Challenge:
Please transcribe the data that follows without the pictures, keeping every word the same.

[Records to process start]

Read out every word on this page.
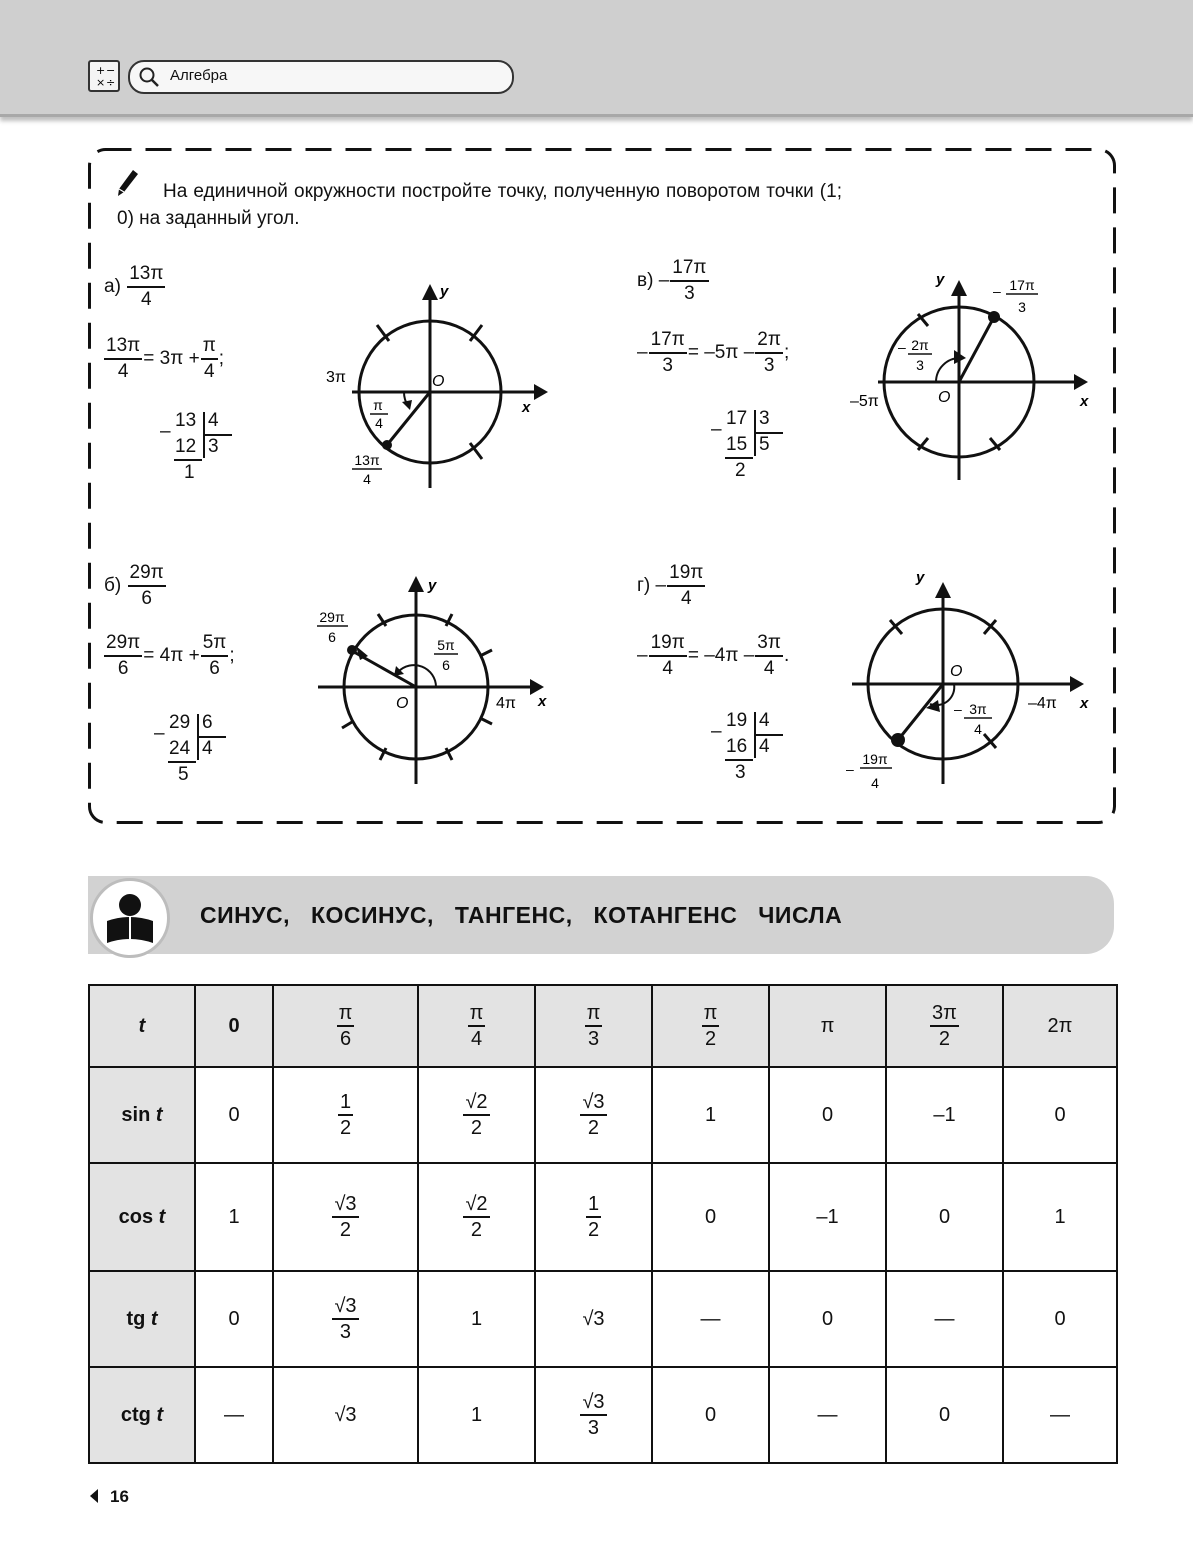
+ −
× ÷	Алгебра
На единичной окружности постройте точку, полученную поворотом точки (1; 0) на заданный угол.
$а) \frac{13\pi}{4}$
$\frac{13\pi}{4} = 3\pi + \frac{\pi}{4}$ ;
–
13 4
12 3
1
O
y
x
3π
π
4
13π
4
$б) \frac{29\pi}{6}$
$\frac{29\pi}{6} = 4\pi + \frac{5\pi}{6}$ ;
–
29 6
24 4
5
O
y
x
4π
5π
6
29π
6
$в) - \frac{17\pi}{3}$
– $\frac{17\pi}{3} = -5\pi - \frac{2\pi}{3}$ ;
–
17 3
15 5
2
O
y
x
–5π
– 2π
3
– 17π
3
$г) - \frac{19\pi}{4}$
– $\frac{19\pi}{4} = -4\pi - \frac{3\pi}{4}$ .
–
19 4
16 4
3
O
y
x
–4π
– 3π
4
–
19π
4
СИНУС, КОСИНУС, ТАНГЕНС, КОТАНГЕНС ЧИСЛА
t	0	$\frac{\pi}{6}$	$\frac{\pi}{4}$	$\frac{\pi}{3}$	$\frac{\pi}{2}$	π	$\frac{3\pi}{2}$	2π
sin t	0	$\frac{1}{2}$	$\frac{√2}{2}$	$\frac{√3}{2}$	1	0	–1	0
cos t	1	$\frac{√3}{2}$	$\frac{√2}{2}$	$\frac{1}{2}$	0	–1	0	1
tg t	0	$\frac{√3}{3}$	1	√3	—	0	—	0
ctg t	—	√3	1	$\frac{√3}{3}$	0	—	0	—
16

[Records to process end]

Solved problem:
Read out every word on this page.
+ −
× ÷	Алгебра
На единичной окружности постройте точку, полученную поворотом точки (1; 0) на заданный угол.
$а) \frac{13\pi}{4}$
$\frac{13\pi}{4} = 3\pi + \frac{\pi}{4}$ ;
–
13 4
12 3
1
O
y
x
3π
π
4
13π
4
$б) \frac{29\pi}{6}$
$\frac{29\pi}{6} = 4\pi + \frac{5\pi}{6}$ ;
–
29 6
24 4
5
O
y
x
4π
5π
6
29π
6
$в) - \frac{17\pi}{3}$
– $\frac{17\pi}{3} = -5\pi - \frac{2\pi}{3}$ ;
–
17 3
15 5
2
O
y
x
–5π
– 2π
3
– 17π
3
$г) - \frac{19\pi}{4}$
– $\frac{19\pi}{4} = -4\pi - \frac{3\pi}{4}$ .
–
19 4
16 4
3
O
y
x
–4π
– 3π
4
–
19π
4
СИНУС, КОСИНУС, ТАНГЕНС, КОТАНГЕНС ЧИСЛА
t	0	$\frac{\pi}{6}$	$\frac{\pi}{4}$	$\frac{\pi}{3}$	$\frac{\pi}{2}$	π	$\frac{3\pi}{2}$	2π
sin t	0	$\frac{1}{2}$	$\frac{√2}{2}$	$\frac{√3}{2}$	1	0	–1	0
cos t	1	$\frac{√3}{2}$	$\frac{√2}{2}$	$\frac{1}{2}$	0	–1	0	1
tg t	0	$\frac{√3}{3}$	1	√3	—	0	—	0
ctg t	—	√3	1	$\frac{√3}{3}$	0	—	0	—
16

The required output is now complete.